Your answer should be one number: the count of lines in these entries that hold the word "marker".

**Material to process**
┄┄┄┄┄┄
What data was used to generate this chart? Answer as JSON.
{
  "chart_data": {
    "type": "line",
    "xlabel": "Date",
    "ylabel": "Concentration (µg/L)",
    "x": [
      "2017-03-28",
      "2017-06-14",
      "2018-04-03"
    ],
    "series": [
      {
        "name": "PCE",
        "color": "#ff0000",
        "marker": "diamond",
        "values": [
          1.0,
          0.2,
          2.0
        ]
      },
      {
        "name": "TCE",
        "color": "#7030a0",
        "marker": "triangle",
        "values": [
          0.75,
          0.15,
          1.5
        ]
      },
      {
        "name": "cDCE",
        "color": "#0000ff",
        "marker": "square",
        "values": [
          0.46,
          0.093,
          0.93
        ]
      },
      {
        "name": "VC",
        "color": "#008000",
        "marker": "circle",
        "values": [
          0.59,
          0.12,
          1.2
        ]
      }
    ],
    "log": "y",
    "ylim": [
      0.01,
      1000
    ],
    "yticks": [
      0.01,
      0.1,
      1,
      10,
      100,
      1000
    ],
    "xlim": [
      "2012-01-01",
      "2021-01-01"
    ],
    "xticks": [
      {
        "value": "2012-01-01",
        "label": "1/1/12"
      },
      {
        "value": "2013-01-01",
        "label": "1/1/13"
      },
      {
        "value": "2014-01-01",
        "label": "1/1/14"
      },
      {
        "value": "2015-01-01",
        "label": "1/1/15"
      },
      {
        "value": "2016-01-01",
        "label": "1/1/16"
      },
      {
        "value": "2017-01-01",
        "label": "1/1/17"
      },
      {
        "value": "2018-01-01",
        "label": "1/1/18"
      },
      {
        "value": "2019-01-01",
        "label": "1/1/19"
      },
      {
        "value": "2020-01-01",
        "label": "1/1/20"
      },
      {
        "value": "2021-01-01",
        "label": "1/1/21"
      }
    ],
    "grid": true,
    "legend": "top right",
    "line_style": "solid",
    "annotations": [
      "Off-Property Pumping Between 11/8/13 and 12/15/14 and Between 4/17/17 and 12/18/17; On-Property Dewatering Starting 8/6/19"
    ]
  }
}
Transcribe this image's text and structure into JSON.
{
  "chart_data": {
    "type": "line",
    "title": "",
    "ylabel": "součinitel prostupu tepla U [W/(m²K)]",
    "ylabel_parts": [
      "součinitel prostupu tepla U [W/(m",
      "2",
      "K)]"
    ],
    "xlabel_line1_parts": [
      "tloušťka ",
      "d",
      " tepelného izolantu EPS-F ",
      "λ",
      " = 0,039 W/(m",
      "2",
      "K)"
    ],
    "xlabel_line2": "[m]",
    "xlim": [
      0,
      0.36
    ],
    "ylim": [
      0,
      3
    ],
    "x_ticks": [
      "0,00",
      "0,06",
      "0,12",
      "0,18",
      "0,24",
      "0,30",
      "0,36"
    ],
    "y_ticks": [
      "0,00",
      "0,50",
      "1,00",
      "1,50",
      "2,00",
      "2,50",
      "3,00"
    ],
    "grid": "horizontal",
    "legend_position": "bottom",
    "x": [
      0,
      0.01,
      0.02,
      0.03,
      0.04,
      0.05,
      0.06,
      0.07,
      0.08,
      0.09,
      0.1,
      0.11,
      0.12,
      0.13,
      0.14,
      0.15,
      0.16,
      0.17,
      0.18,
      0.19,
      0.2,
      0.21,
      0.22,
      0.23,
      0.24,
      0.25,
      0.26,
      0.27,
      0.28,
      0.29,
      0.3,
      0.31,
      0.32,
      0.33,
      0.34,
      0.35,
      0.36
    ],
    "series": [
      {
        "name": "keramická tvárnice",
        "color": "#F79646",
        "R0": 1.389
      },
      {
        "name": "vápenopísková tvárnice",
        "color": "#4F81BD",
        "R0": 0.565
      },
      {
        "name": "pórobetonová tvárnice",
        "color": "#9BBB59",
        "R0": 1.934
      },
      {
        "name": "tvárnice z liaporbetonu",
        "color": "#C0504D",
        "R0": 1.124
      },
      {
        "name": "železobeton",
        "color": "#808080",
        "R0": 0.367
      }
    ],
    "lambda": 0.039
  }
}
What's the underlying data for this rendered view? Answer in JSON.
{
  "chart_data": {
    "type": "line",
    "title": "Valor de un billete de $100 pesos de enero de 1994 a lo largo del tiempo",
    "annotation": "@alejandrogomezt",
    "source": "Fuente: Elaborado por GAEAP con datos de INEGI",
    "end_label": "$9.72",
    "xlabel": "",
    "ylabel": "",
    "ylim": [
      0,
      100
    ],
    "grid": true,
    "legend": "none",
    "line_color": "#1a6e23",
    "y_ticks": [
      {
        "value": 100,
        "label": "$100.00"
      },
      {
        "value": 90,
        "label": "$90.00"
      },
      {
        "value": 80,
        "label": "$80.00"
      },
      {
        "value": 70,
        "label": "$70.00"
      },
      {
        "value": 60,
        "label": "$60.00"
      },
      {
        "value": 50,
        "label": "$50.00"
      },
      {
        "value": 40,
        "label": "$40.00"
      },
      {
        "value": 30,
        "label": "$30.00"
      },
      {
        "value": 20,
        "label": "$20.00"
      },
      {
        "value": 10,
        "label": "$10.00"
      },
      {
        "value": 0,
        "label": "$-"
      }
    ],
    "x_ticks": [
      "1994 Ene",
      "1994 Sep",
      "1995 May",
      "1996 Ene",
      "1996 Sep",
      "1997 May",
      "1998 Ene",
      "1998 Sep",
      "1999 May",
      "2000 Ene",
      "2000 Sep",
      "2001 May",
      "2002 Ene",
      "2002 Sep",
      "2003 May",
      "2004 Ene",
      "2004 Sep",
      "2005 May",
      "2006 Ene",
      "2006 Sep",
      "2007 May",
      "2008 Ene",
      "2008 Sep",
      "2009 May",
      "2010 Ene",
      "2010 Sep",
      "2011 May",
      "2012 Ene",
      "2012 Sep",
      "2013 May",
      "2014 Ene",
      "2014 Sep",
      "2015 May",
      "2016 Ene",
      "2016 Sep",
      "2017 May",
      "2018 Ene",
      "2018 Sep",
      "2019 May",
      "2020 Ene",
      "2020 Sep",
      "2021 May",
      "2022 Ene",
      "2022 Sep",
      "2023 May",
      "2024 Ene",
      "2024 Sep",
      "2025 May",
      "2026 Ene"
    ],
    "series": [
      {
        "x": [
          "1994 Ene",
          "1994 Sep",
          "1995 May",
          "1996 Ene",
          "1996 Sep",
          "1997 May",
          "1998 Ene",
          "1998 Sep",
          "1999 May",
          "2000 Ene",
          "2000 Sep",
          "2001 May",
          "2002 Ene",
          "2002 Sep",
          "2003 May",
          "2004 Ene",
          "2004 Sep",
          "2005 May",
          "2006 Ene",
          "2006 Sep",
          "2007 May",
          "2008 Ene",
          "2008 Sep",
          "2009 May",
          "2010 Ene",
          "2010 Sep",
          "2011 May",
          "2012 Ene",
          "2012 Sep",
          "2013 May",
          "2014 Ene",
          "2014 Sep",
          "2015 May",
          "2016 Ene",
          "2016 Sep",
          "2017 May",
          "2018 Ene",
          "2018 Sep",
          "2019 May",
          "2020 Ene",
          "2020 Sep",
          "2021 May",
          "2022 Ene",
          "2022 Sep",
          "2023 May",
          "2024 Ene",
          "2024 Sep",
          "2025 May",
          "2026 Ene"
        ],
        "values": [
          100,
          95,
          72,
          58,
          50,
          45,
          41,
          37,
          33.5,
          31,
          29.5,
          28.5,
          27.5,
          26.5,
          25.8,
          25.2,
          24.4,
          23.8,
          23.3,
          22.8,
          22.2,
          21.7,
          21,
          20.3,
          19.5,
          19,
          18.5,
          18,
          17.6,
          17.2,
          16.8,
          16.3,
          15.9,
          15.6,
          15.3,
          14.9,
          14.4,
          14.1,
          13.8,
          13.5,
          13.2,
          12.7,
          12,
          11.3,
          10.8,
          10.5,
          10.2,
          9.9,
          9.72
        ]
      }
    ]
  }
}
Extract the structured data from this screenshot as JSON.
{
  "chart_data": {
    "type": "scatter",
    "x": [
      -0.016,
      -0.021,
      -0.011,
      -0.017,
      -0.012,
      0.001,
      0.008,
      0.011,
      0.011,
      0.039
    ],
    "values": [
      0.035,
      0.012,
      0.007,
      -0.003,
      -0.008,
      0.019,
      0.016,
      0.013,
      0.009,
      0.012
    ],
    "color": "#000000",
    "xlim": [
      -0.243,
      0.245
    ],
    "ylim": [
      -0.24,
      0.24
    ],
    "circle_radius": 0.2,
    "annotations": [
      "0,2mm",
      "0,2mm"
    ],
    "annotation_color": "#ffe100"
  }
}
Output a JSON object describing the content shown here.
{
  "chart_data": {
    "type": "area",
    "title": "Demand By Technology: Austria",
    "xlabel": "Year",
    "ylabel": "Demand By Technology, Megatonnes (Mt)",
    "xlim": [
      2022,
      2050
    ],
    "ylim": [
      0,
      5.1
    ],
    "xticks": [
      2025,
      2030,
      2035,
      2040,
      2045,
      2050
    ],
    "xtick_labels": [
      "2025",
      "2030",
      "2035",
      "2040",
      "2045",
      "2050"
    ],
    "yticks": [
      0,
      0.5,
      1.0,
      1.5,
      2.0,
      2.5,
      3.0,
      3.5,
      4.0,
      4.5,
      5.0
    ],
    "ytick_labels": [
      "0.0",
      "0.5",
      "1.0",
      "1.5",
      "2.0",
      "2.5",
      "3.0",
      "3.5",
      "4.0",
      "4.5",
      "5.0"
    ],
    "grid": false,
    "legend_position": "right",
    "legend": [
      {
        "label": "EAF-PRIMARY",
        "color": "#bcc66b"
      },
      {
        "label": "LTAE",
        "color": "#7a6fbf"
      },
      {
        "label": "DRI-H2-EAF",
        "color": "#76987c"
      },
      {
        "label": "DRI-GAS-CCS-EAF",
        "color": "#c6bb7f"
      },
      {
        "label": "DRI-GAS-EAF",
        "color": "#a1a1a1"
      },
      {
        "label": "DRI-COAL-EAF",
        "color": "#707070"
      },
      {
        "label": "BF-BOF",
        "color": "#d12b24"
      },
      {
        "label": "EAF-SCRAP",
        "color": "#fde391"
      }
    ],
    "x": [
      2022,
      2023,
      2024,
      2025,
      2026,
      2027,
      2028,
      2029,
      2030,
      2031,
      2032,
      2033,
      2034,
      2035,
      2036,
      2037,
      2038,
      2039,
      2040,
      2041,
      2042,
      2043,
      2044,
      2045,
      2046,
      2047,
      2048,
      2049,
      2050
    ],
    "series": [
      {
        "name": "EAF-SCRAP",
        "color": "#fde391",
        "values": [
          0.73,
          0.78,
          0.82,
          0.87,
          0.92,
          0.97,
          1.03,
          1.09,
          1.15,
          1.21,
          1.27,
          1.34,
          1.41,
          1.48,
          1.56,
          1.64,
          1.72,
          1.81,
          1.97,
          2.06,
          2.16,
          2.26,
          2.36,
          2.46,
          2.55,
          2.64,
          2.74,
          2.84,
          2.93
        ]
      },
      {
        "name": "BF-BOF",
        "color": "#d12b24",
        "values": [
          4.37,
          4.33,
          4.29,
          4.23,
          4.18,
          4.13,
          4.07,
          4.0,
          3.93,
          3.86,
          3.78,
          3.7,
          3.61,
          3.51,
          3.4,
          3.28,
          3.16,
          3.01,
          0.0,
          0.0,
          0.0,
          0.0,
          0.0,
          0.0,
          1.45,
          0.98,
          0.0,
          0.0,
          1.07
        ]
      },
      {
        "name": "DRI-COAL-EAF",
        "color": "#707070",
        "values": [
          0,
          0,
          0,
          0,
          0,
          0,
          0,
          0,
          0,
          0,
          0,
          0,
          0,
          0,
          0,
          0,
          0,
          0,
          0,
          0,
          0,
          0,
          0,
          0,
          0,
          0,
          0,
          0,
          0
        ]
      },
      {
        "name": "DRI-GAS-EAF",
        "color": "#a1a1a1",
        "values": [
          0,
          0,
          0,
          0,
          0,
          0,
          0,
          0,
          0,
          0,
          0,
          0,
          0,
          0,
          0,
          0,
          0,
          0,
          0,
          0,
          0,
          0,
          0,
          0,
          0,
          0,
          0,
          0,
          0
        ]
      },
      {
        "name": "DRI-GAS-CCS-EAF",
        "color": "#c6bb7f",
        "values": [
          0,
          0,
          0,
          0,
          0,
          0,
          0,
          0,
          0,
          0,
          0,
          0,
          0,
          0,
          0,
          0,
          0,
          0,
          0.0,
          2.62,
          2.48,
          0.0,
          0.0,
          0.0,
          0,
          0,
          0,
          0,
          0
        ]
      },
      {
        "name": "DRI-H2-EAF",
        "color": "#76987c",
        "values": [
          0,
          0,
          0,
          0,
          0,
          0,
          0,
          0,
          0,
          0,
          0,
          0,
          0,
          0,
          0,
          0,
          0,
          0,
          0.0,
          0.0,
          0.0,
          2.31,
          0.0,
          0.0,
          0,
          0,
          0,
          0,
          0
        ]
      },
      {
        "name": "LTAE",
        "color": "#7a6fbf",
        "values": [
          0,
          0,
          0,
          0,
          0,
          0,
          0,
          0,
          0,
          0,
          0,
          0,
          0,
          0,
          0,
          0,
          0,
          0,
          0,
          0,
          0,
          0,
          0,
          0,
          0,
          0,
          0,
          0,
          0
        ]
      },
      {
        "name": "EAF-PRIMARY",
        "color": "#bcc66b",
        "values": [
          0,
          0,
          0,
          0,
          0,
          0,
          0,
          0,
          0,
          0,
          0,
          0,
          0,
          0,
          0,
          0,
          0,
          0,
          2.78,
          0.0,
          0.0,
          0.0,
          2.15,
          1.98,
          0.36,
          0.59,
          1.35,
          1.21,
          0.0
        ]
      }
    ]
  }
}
┄┄┄┄┄┄
**Output of the task**
4